***** Record excerpts *****

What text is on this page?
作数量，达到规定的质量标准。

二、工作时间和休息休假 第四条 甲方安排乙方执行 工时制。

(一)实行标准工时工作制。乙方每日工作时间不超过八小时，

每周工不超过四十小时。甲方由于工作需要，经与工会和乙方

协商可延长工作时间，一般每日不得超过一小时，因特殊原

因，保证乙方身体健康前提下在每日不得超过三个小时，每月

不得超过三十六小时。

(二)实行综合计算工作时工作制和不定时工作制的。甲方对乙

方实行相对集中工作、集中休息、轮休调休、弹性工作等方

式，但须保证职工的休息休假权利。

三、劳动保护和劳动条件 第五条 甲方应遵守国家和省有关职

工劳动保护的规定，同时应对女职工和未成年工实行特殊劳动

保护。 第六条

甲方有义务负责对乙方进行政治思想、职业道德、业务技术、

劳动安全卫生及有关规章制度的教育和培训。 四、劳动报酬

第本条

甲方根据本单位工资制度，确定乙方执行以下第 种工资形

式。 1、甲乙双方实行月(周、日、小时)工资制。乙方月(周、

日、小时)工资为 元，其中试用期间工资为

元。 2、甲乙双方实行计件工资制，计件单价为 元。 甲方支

*****

Copy every line exactly. Leave nothing out.

» **Exercise output**
What text is on this page?
作数量，达到规定的质量标准。

二、工作时间和休息休假 第四条 甲方安排乙方执行 工时制。

(一)实行标准工时工作制。乙方每日工作时间不超过八小时，

每周工不超过四十小时。甲方由于工作需要，经与工会和乙方

协商可延长工作时间，一般每日不得超过一小时，因特殊原

因，保证乙方身体健康前提下在每日不得超过三个小时，每月

不得超过三十六小时。

(二)实行综合计算工作时工作制和不定时工作制的。甲方对乙

方实行相对集中工作、集中休息、轮休调休、弹性工作等方

式，但须保证职工的休息休假权利。

三、劳动保护和劳动条件 第五条 甲方应遵守国家和省有关职

工劳动保护的规定，同时应对女职工和未成年工实行特殊劳动

保护。 第六条

甲方有义务负责对乙方进行政治思想、职业道德、业务技术、

劳动安全卫生及有关规章制度的教育和培训。 四、劳动报酬

第本条

甲方根据本单位工资制度，确定乙方执行以下第 种工资形

式。 1、甲乙双方实行月(周、日、小时)工资制。乙方月(周、

日、小时)工资为 元，其中试用期间工资为

元。 2、甲乙双方实行计件工资制，计件单价为 元。 甲方支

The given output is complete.